(Dataset rows about figures)
** begin **
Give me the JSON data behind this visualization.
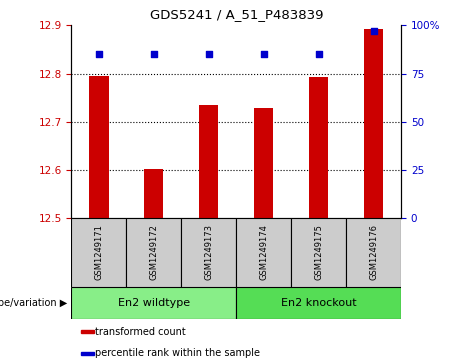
{
  "title": "GDS5241 / A_51_P483839",
  "samples": [
    "GSM1249171",
    "GSM1249172",
    "GSM1249173",
    "GSM1249174",
    "GSM1249175",
    "GSM1249176"
  ],
  "transformed_counts": [
    12.795,
    12.602,
    12.735,
    12.728,
    12.793,
    12.893
  ],
  "percentile_ranks": [
    85,
    85,
    85,
    85,
    85,
    97
  ],
  "ymin": 12.5,
  "ymax": 12.9,
  "y2min": 0,
  "y2max": 100,
  "yticks": [
    12.5,
    12.6,
    12.7,
    12.8,
    12.9
  ],
  "y2ticks": [
    0,
    25,
    50,
    75,
    100
  ],
  "bar_color": "#cc0000",
  "dot_color": "#0000cc",
  "group_label_prefix": "genotype/variation",
  "group_wildtype_label": "En2 wildtype",
  "group_knockout_label": "En2 knockout",
  "group_wildtype_color": "#88ee88",
  "group_knockout_color": "#55dd55",
  "legend_items": [
    {
      "color": "#cc0000",
      "label": "transformed count"
    },
    {
      "color": "#0000cc",
      "label": "percentile rank within the sample"
    }
  ],
  "base_value": 12.5,
  "tick_color_left": "#cc0000",
  "tick_color_right": "#0000cc",
  "y2tick_labels": [
    "0",
    "25",
    "50",
    "75",
    "100%"
  ],
  "sample_box_color": "#cccccc",
  "bar_width": 0.35
}
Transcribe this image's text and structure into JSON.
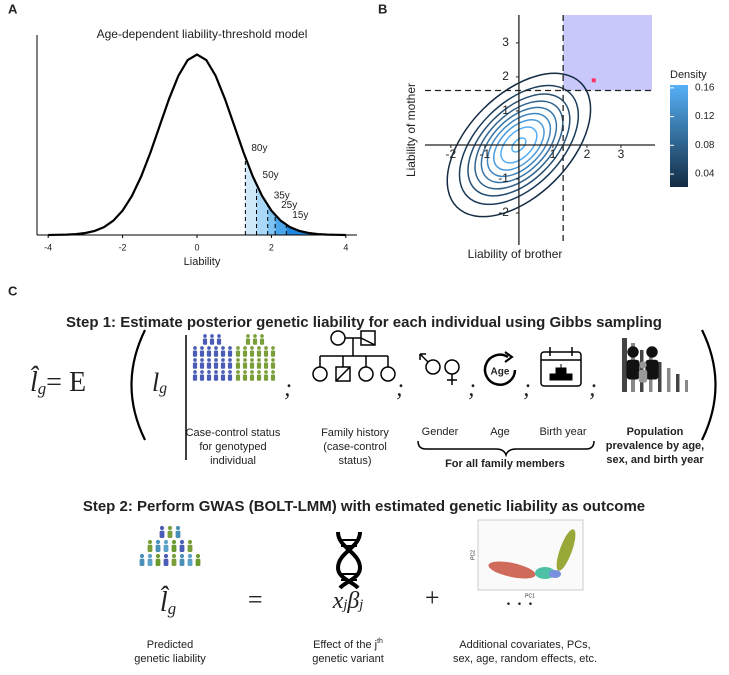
{
  "panels": [
    "A",
    "B",
    "C"
  ],
  "chart_data": [
    {
      "type": "line",
      "title": "Age-dependent liability-threshold model",
      "xlabel": "Liability",
      "x": [
        -4,
        -3.75,
        -3.5,
        -3.25,
        -3,
        -2.75,
        -2.5,
        -2.25,
        -2,
        -1.75,
        -1.5,
        -1.25,
        -1,
        -0.75,
        -0.5,
        -0.25,
        0,
        0.25,
        0.5,
        0.75,
        1,
        1.25,
        1.5,
        1.75,
        2,
        2.25,
        2.5,
        2.75,
        3,
        3.25,
        3.5,
        3.75,
        4
      ],
      "values": [
        0.0001,
        0.0004,
        0.0009,
        0.002,
        0.0044,
        0.0091,
        0.0175,
        0.0317,
        0.054,
        0.0863,
        0.1295,
        0.1826,
        0.242,
        0.3011,
        0.3521,
        0.3867,
        0.3989,
        0.3867,
        0.3521,
        0.3011,
        0.242,
        0.1826,
        0.1295,
        0.0863,
        0.054,
        0.0317,
        0.0175,
        0.0091,
        0.0044,
        0.002,
        0.0009,
        0.0004,
        0.0001
      ],
      "color": "#000000",
      "xlim": [
        -4.3,
        4.3
      ],
      "ylim": [
        0,
        0.42
      ],
      "xticks": [
        -4,
        -2,
        0,
        2,
        4
      ],
      "thresholds": [
        {
          "label": "80y",
          "x": 1.3
        },
        {
          "label": "50y",
          "x": 1.6
        },
        {
          "label": "35y",
          "x": 1.9
        },
        {
          "label": "25y",
          "x": 2.1
        },
        {
          "label": "15y",
          "x": 2.4
        }
      ],
      "fill_colors": [
        "#cfe9fb",
        "#a9d8f8",
        "#7fc3f3",
        "#4aa7ec",
        "#1f88dd"
      ]
    },
    {
      "type": "contour",
      "xlabel": "Liability of brother",
      "ylabel": "Liability of mother",
      "xlim": [
        -2.76,
        4.0
      ],
      "ylim": [
        -2.94,
        3.82
      ],
      "xticks": [
        -2,
        -1,
        1,
        2,
        3
      ],
      "yticks": [
        -2,
        -1,
        1,
        2,
        3
      ],
      "rho": 0.5,
      "levels": [
        0.02,
        0.04,
        0.06,
        0.08,
        0.1,
        0.12,
        0.14,
        0.16,
        0.18
      ],
      "thresholds": {
        "x": 1.3,
        "y": 1.6
      },
      "region_color": "#c9c8fb",
      "point": {
        "x": 2.2,
        "y": 1.9,
        "color": "#ff3366"
      },
      "legend_title": "Density",
      "colorbar_lim": [
        0.022,
        0.164
      ],
      "colorbar_ticks": [
        0.04,
        0.08,
        0.12,
        0.16
      ],
      "colors": [
        "#132b43",
        "#56b1f7"
      ]
    }
  ],
  "step1": {
    "title": "Step 1: Estimate posterior genetic liability for each individual using Gibbs sampling",
    "lhs": "l̂",
    "lhs_sub": "g",
    "func": "= E",
    "arg": "l",
    "arg_sub": "g",
    "separator": ";",
    "case_control": [
      "Case-control status",
      "for genotyped",
      "individual"
    ],
    "family_history": [
      "Family history",
      "(case-control",
      "status)"
    ],
    "gender": "Gender",
    "age_icon": "Age",
    "age": "Age",
    "birth_year": "Birth year",
    "family_members": "For all family members",
    "prevalence": [
      "Population",
      "prevalence by age,",
      "sex, and birth year"
    ]
  },
  "step2": {
    "title": "Step 2: Perform GWAS (BOLT-LMM) with estimated genetic liability as outcome",
    "lhs": "l̂",
    "lhs_sub": "g",
    "eq": "=",
    "x": "x",
    "x_sub": "j",
    "beta": "β",
    "beta_sub": "j",
    "plus": "+",
    "dots": ". . .",
    "pc1": "PC1",
    "pc2": "PC2",
    "predicted": [
      "Predicted",
      "genetic liability"
    ],
    "effect": [
      "Effect of the j",
      "th",
      "genetic variant"
    ],
    "covariates": [
      "Additional covariates, PCs,",
      "sex, age, random effects, etc."
    ]
  }
}
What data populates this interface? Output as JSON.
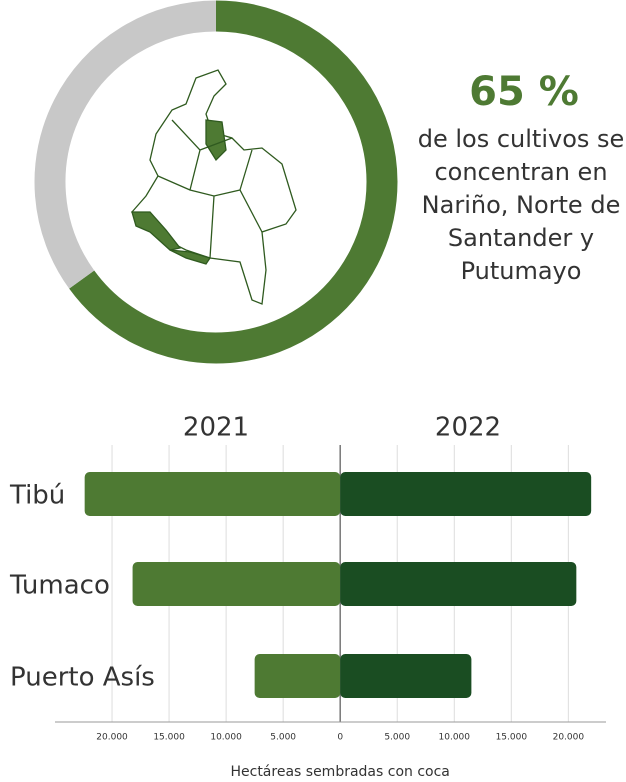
{
  "chart_data": [
    {
      "type": "donut",
      "values": [
        65,
        35
      ],
      "value_labels": [
        "65 %",
        null
      ],
      "colors": [
        "#4e7a33",
        "#c8c8c8"
      ],
      "note": "de los cultivos se concentran en Nariño, Norte de Santander y Putumayo"
    },
    {
      "type": "butterfly",
      "categories": [
        "Tibú",
        "Tumaco",
        "Puerto Asís"
      ],
      "series": [
        {
          "name": "2021",
          "color": "#4e7a33",
          "values": [
            22400,
            18200,
            7500
          ]
        },
        {
          "name": "2022",
          "color": "#1a4d22",
          "values": [
            22000,
            20700,
            11500
          ]
        }
      ],
      "xlim": [
        -25000,
        23300
      ],
      "xticks": [
        {
          "value": -20000,
          "label": "20.000"
        },
        {
          "value": -15000,
          "label": "15.000"
        },
        {
          "value": -10000,
          "label": "10.000"
        },
        {
          "value": -5000,
          "label": "5.000"
        },
        0,
        {
          "value": 5000,
          "label": "5.000"
        },
        {
          "value": 10000,
          "label": "10.000"
        },
        {
          "value": 15000,
          "label": "15.000"
        },
        {
          "value": 20000,
          "label": "20.000"
        }
      ],
      "xlabel": "Hectáreas sembradas con coca",
      "grid": true
    }
  ]
}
** end **
To be done —
Please quote the records above exactly, beginning at the line that contains "What data populates" and ending at their last line. Leave the pictures out.

Written reply —
What data populates this interface? Output as JSON.
{
  "chart_data": [
    {
      "type": "donut",
      "values": [
        65,
        35
      ],
      "value_labels": [
        "65 %",
        null
      ],
      "colors": [
        "#4e7a33",
        "#c8c8c8"
      ],
      "note": "de los cultivos se concentran en Nariño, Norte de Santander y Putumayo"
    },
    {
      "type": "butterfly",
      "categories": [
        "Tibú",
        "Tumaco",
        "Puerto Asís"
      ],
      "series": [
        {
          "name": "2021",
          "color": "#4e7a33",
          "values": [
            22400,
            18200,
            7500
          ]
        },
        {
          "name": "2022",
          "color": "#1a4d22",
          "values": [
            22000,
            20700,
            11500
          ]
        }
      ],
      "xlim": [
        -25000,
        23300
      ],
      "xticks": [
        {
          "value": -20000,
          "label": "20.000"
        },
        {
          "value": -15000,
          "label": "15.000"
        },
        {
          "value": -10000,
          "label": "10.000"
        },
        {
          "value": -5000,
          "label": "5.000"
        },
        0,
        {
          "value": 5000,
          "label": "5.000"
        },
        {
          "value": 10000,
          "label": "10.000"
        },
        {
          "value": 15000,
          "label": "15.000"
        },
        {
          "value": 20000,
          "label": "20.000"
        }
      ],
      "xlabel": "Hectáreas sembradas con coca",
      "grid": true
    }
  ]
}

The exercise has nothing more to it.